What follows is a listing to be transcribed exactly.

Items from a dataset:
====
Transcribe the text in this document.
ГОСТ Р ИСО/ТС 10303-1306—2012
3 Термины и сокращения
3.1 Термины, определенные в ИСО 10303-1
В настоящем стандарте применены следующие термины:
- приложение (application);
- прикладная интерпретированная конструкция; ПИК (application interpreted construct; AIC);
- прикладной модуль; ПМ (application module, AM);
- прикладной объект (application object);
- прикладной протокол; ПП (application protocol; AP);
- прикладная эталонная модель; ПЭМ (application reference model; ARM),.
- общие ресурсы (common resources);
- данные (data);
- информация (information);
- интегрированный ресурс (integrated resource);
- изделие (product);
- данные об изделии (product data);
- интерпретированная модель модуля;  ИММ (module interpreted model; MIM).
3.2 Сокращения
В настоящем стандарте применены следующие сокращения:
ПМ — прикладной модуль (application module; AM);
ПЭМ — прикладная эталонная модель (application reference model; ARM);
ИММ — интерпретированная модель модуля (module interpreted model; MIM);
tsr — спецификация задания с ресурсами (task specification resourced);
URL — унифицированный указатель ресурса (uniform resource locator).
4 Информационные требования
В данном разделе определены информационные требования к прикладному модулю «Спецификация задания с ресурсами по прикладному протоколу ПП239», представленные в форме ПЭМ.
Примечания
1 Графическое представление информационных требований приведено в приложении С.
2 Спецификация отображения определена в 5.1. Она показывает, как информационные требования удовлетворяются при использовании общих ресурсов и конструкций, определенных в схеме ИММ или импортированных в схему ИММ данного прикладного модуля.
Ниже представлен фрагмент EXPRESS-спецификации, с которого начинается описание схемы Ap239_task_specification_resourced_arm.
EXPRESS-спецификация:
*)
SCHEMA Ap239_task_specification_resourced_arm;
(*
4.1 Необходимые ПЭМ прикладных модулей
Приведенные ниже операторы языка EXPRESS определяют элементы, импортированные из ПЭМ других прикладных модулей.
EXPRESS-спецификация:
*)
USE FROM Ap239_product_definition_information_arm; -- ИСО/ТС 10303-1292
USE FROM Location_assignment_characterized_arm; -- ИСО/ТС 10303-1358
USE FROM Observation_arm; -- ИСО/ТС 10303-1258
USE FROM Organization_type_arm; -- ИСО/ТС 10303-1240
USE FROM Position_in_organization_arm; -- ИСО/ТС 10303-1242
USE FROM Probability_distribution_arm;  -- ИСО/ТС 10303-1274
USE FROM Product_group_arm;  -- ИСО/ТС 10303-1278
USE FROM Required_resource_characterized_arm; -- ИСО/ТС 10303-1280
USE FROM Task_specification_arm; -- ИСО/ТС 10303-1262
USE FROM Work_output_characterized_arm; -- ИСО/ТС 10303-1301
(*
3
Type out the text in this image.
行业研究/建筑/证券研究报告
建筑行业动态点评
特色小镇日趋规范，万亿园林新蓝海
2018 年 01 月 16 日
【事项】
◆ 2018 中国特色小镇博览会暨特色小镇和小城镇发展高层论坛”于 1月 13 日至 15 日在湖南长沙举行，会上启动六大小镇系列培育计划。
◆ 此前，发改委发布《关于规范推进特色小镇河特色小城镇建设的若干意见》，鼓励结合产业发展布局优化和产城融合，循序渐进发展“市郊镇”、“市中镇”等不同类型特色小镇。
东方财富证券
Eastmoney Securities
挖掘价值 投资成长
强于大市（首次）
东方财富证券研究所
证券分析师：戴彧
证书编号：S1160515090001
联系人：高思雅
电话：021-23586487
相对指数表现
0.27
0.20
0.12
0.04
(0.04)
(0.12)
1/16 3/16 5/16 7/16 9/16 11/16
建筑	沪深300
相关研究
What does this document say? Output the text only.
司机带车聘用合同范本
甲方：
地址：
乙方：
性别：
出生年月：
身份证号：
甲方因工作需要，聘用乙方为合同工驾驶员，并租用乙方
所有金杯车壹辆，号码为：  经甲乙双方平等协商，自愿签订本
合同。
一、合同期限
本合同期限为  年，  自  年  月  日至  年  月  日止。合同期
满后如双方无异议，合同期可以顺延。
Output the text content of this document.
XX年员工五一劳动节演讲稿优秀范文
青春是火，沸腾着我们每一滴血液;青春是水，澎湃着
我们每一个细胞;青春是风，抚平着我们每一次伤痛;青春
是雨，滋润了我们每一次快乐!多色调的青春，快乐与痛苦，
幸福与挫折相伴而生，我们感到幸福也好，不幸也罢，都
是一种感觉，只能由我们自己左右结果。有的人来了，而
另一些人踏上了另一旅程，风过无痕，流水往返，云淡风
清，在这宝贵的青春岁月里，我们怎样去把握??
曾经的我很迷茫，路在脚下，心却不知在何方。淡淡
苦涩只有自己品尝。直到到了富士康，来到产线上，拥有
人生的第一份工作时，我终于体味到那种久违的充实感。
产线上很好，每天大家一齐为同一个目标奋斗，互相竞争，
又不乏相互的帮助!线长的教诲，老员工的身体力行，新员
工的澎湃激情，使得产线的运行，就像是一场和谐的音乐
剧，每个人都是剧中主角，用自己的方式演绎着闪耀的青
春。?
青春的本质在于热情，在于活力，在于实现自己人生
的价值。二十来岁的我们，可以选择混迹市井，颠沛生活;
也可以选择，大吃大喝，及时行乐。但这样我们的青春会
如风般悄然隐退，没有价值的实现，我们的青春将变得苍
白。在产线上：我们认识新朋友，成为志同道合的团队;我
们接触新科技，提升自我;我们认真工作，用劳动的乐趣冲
====
Correct output:
Transcribe the text in this document.
ГОСТ Р ИСО/ТС 10303-1306—2012
3 Термины и сокращения
3.1 Термины, определенные в ИСО 10303-1
В настоящем стандарте применены следующие термины:
- приложение (application);
- прикладная интерпретированная конструкция; ПИК (application interpreted construct; AIC);
- прикладной модуль; ПМ (application module, AM);
- прикладной объект (application object);
- прикладной протокол; ПП (application protocol; AP);
- прикладная эталонная модель; ПЭМ (application reference model; ARM),.
- общие ресурсы (common resources);
- данные (data);
- информация (information);
- интегрированный ресурс (integrated resource);
- изделие (product);
- данные об изделии (product data);
- интерпретированная модель модуля;  ИММ (module interpreted model; MIM).
3.2 Сокращения
В настоящем стандарте применены следующие сокращения:
ПМ — прикладной модуль (application module; AM);
ПЭМ — прикладная эталонная модель (application reference model; ARM);
ИММ — интерпретированная модель модуля (module interpreted model; MIM);
tsr — спецификация задания с ресурсами (task specification resourced);
URL — унифицированный указатель ресурса (uniform resource locator).
4 Информационные требования
В данном разделе определены информационные требования к прикладному модулю «Спецификация задания с ресурсами по прикладному протоколу ПП239», представленные в форме ПЭМ.
Примечания
1 Графическое представление информационных требований приведено в приложении С.
2 Спецификация отображения определена в 5.1. Она показывает, как информационные требования удовлетворяются при использовании общих ресурсов и конструкций, определенных в схеме ИММ или импортированных в схему ИММ данного прикладного модуля.
Ниже представлен фрагмент EXPRESS-спецификации, с которого начинается описание схемы Ap239_task_specification_resourced_arm.
EXPRESS-спецификация:
*)
SCHEMA Ap239_task_specification_resourced_arm;
(*
4.1 Необходимые ПЭМ прикладных модулей
Приведенные ниже операторы языка EXPRESS определяют элементы, импортированные из ПЭМ других прикладных модулей.
EXPRESS-спецификация:
*)
USE FROM Ap239_product_definition_information_arm; -- ИСО/ТС 10303-1292
USE FROM Location_assignment_characterized_arm; -- ИСО/ТС 10303-1358
USE FROM Observation_arm; -- ИСО/ТС 10303-1258
USE FROM Organization_type_arm; -- ИСО/ТС 10303-1240
USE FROM Position_in_organization_arm; -- ИСО/ТС 10303-1242
USE FROM Probability_distribution_arm;  -- ИСО/ТС 10303-1274
USE FROM Product_group_arm;  -- ИСО/ТС 10303-1278
USE FROM Required_resource_characterized_arm; -- ИСО/ТС 10303-1280
USE FROM Task_specification_arm; -- ИСО/ТС 10303-1262
USE FROM Work_output_characterized_arm; -- ИСО/ТС 10303-1301
(*
3
Type out the text in this image.
行业研究/建筑/证券研究报告
建筑行业动态点评
特色小镇日趋规范，万亿园林新蓝海
2018 年 01 月 16 日
【事项】
◆ 2018 中国特色小镇博览会暨特色小镇和小城镇发展高层论坛”于 1月 13 日至 15 日在湖南长沙举行，会上启动六大小镇系列培育计划。
◆ 此前，发改委发布《关于规范推进特色小镇河特色小城镇建设的若干意见》，鼓励结合产业发展布局优化和产城融合，循序渐进发展“市郊镇”、“市中镇”等不同类型特色小镇。
东方财富证券
Eastmoney Securities
挖掘价值 投资成长
强于大市（首次）
东方财富证券研究所
证券分析师：戴彧
证书编号：S1160515090001
联系人：高思雅
电话：021-23586487
相对指数表现
0.27
0.20
0.12
0.04
(0.04)
(0.12)
1/16 3/16 5/16 7/16 9/16 11/16
建筑	沪深300
相关研究
What does this document say? Output the text only.
司机带车聘用合同范本
甲方：
地址：
乙方：
性别：
出生年月：
身份证号：
甲方因工作需要，聘用乙方为合同工驾驶员，并租用乙方
所有金杯车壹辆，号码为：  经甲乙双方平等协商，自愿签订本
合同。
一、合同期限
本合同期限为  年，  自  年  月  日至  年  月  日止。合同期
满后如双方无异议，合同期可以顺延。
Output the text content of this document.
XX年员工五一劳动节演讲稿优秀范文
青春是火，沸腾着我们每一滴血液;青春是水，澎湃着
我们每一个细胞;青春是风，抚平着我们每一次伤痛;青春
是雨，滋润了我们每一次快乐!多色调的青春，快乐与痛苦，
幸福与挫折相伴而生，我们感到幸福也好，不幸也罢，都
是一种感觉，只能由我们自己左右结果。有的人来了，而
另一些人踏上了另一旅程，风过无痕，流水往返，云淡风
清，在这宝贵的青春岁月里，我们怎样去把握??
曾经的我很迷茫，路在脚下，心却不知在何方。淡淡
苦涩只有自己品尝。直到到了富士康，来到产线上，拥有
人生的第一份工作时，我终于体味到那种久违的充实感。
产线上很好，每天大家一齐为同一个目标奋斗，互相竞争，
又不乏相互的帮助!线长的教诲，老员工的身体力行，新员
工的澎湃激情，使得产线的运行，就像是一场和谐的音乐
剧，每个人都是剧中主角，用自己的方式演绎着闪耀的青
春。?
青春的本质在于热情，在于活力，在于实现自己人生
的价值。二十来岁的我们，可以选择混迹市井，颠沛生活;
也可以选择，大吃大喝，及时行乐。但这样我们的青春会
如风般悄然隐退，没有价值的实现，我们的青春将变得苍
白。在产线上：我们认识新朋友，成为志同道合的团队;我
们接触新科技，提升自我;我们认真工作，用劳动的乐趣冲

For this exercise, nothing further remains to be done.